Restate all of the data exactly.

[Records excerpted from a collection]
** Start **

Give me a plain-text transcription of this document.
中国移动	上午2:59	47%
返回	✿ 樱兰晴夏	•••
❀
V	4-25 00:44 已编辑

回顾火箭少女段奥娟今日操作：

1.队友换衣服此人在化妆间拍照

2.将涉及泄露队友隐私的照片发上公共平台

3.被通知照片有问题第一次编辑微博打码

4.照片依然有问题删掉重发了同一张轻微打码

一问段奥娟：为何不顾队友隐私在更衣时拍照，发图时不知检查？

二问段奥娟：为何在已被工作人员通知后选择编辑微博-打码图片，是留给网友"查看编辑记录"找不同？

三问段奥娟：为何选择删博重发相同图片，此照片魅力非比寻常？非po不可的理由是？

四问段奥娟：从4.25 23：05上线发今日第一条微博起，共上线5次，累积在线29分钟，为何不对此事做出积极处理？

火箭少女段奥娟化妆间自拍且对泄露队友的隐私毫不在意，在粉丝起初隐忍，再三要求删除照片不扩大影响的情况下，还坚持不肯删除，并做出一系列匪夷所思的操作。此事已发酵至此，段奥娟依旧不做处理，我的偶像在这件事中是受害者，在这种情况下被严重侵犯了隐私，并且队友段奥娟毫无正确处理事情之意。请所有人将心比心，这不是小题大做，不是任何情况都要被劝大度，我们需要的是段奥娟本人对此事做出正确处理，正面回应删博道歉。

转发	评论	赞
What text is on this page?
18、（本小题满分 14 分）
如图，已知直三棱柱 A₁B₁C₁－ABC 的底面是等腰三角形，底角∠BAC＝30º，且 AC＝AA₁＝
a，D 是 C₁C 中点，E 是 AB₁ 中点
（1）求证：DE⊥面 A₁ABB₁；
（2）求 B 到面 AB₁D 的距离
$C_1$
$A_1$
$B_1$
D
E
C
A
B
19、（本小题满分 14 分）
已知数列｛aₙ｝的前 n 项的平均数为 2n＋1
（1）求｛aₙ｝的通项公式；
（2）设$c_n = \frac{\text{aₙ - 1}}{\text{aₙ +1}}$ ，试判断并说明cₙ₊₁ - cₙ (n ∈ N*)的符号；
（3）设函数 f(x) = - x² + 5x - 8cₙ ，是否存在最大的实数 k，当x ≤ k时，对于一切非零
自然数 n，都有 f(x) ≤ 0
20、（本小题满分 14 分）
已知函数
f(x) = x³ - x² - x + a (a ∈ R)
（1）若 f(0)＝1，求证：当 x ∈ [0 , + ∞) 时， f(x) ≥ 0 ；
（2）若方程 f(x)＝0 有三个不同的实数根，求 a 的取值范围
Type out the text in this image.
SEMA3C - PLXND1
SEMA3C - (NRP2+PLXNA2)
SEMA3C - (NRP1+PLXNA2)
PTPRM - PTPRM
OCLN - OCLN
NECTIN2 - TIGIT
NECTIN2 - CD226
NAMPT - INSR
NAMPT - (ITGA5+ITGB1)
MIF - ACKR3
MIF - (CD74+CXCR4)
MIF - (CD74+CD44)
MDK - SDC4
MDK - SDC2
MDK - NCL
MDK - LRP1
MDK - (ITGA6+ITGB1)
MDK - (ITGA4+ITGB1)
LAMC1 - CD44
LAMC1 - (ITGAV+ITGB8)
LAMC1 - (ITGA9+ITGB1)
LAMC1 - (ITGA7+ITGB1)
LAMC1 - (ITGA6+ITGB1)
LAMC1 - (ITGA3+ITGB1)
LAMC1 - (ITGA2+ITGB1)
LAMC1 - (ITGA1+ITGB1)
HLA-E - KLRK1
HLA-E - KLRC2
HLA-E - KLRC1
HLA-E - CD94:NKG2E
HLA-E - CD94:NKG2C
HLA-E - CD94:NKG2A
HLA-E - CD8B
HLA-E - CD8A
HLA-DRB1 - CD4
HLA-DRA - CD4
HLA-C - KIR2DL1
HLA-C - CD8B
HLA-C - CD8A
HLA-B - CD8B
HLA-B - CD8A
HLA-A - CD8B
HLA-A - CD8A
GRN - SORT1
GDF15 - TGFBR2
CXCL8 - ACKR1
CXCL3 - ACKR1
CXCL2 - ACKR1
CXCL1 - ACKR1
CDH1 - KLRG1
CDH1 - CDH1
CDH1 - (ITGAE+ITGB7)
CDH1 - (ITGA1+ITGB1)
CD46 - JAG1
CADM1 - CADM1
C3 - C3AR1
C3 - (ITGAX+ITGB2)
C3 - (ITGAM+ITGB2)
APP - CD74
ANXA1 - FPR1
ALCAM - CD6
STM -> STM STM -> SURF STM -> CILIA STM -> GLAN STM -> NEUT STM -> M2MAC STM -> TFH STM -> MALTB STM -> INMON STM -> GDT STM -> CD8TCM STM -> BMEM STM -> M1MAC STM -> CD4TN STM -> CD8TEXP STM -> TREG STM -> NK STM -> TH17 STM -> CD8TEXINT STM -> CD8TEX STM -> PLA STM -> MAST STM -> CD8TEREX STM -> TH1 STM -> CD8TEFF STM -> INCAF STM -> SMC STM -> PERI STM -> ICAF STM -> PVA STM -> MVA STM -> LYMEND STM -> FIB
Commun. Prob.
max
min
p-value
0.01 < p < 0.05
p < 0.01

** End **

CORRECT OUTPUT ::
Give me a plain-text transcription of this document.
中国移动	上午2:59	47%
返回	✿ 樱兰晴夏	•••
❀
V	4-25 00:44 已编辑

回顾火箭少女段奥娟今日操作：

1.队友换衣服此人在化妆间拍照

2.将涉及泄露队友隐私的照片发上公共平台

3.被通知照片有问题第一次编辑微博打码

4.照片依然有问题删掉重发了同一张轻微打码

一问段奥娟：为何不顾队友隐私在更衣时拍照，发图时不知检查？

二问段奥娟：为何在已被工作人员通知后选择编辑微博-打码图片，是留给网友"查看编辑记录"找不同？

三问段奥娟：为何选择删博重发相同图片，此照片魅力非比寻常？非po不可的理由是？

四问段奥娟：从4.25 23：05上线发今日第一条微博起，共上线5次，累积在线29分钟，为何不对此事做出积极处理？

火箭少女段奥娟化妆间自拍且对泄露队友的隐私毫不在意，在粉丝起初隐忍，再三要求删除照片不扩大影响的情况下，还坚持不肯删除，并做出一系列匪夷所思的操作。此事已发酵至此，段奥娟依旧不做处理，我的偶像在这件事中是受害者，在这种情况下被严重侵犯了隐私，并且队友段奥娟毫无正确处理事情之意。请所有人将心比心，这不是小题大做，不是任何情况都要被劝大度，我们需要的是段奥娟本人对此事做出正确处理，正面回应删博道歉。

转发	评论	赞
What text is on this page?
18、（本小题满分 14 分）
如图，已知直三棱柱 A₁B₁C₁－ABC 的底面是等腰三角形，底角∠BAC＝30º，且 AC＝AA₁＝
a，D 是 C₁C 中点，E 是 AB₁ 中点
（1）求证：DE⊥面 A₁ABB₁；
（2）求 B 到面 AB₁D 的距离
$C_1$
$A_1$
$B_1$
D
E
C
A
B
19、（本小题满分 14 分）
已知数列｛aₙ｝的前 n 项的平均数为 2n＋1
（1）求｛aₙ｝的通项公式；
（2）设$c_n = \frac{\text{aₙ - 1}}{\text{aₙ +1}}$ ，试判断并说明cₙ₊₁ - cₙ (n ∈ N*)的符号；
（3）设函数 f(x) = - x² + 5x - 8cₙ ，是否存在最大的实数 k，当x ≤ k时，对于一切非零
自然数 n，都有 f(x) ≤ 0
20、（本小题满分 14 分）
已知函数
f(x) = x³ - x² - x + a (a ∈ R)
（1）若 f(0)＝1，求证：当 x ∈ [0 , + ∞) 时， f(x) ≥ 0 ；
（2）若方程 f(x)＝0 有三个不同的实数根，求 a 的取值范围
Type out the text in this image.
SEMA3C - PLXND1
SEMA3C - (NRP2+PLXNA2)
SEMA3C - (NRP1+PLXNA2)
PTPRM - PTPRM
OCLN - OCLN
NECTIN2 - TIGIT
NECTIN2 - CD226
NAMPT - INSR
NAMPT - (ITGA5+ITGB1)
MIF - ACKR3
MIF - (CD74+CXCR4)
MIF - (CD74+CD44)
MDK - SDC4
MDK - SDC2
MDK - NCL
MDK - LRP1
MDK - (ITGA6+ITGB1)
MDK - (ITGA4+ITGB1)
LAMC1 - CD44
LAMC1 - (ITGAV+ITGB8)
LAMC1 - (ITGA9+ITGB1)
LAMC1 - (ITGA7+ITGB1)
LAMC1 - (ITGA6+ITGB1)
LAMC1 - (ITGA3+ITGB1)
LAMC1 - (ITGA2+ITGB1)
LAMC1 - (ITGA1+ITGB1)
HLA-E - KLRK1
HLA-E - KLRC2
HLA-E - KLRC1
HLA-E - CD94:NKG2E
HLA-E - CD94:NKG2C
HLA-E - CD94:NKG2A
HLA-E - CD8B
HLA-E - CD8A
HLA-DRB1 - CD4
HLA-DRA - CD4
HLA-C - KIR2DL1
HLA-C - CD8B
HLA-C - CD8A
HLA-B - CD8B
HLA-B - CD8A
HLA-A - CD8B
HLA-A - CD8A
GRN - SORT1
GDF15 - TGFBR2
CXCL8 - ACKR1
CXCL3 - ACKR1
CXCL2 - ACKR1
CXCL1 - ACKR1
CDH1 - KLRG1
CDH1 - CDH1
CDH1 - (ITGAE+ITGB7)
CDH1 - (ITGA1+ITGB1)
CD46 - JAG1
CADM1 - CADM1
C3 - C3AR1
C3 - (ITGAX+ITGB2)
C3 - (ITGAM+ITGB2)
APP - CD74
ANXA1 - FPR1
ALCAM - CD6
STM -> STM STM -> SURF STM -> CILIA STM -> GLAN STM -> NEUT STM -> M2MAC STM -> TFH STM -> MALTB STM -> INMON STM -> GDT STM -> CD8TCM STM -> BMEM STM -> M1MAC STM -> CD4TN STM -> CD8TEXP STM -> TREG STM -> NK STM -> TH17 STM -> CD8TEXINT STM -> CD8TEX STM -> PLA STM -> MAST STM -> CD8TEREX STM -> TH1 STM -> CD8TEFF STM -> INCAF STM -> SMC STM -> PERI STM -> ICAF STM -> PVA STM -> MVA STM -> LYMEND STM -> FIB
Commun. Prob.
max
min
p-value
0.01 < p < 0.05
p < 0.01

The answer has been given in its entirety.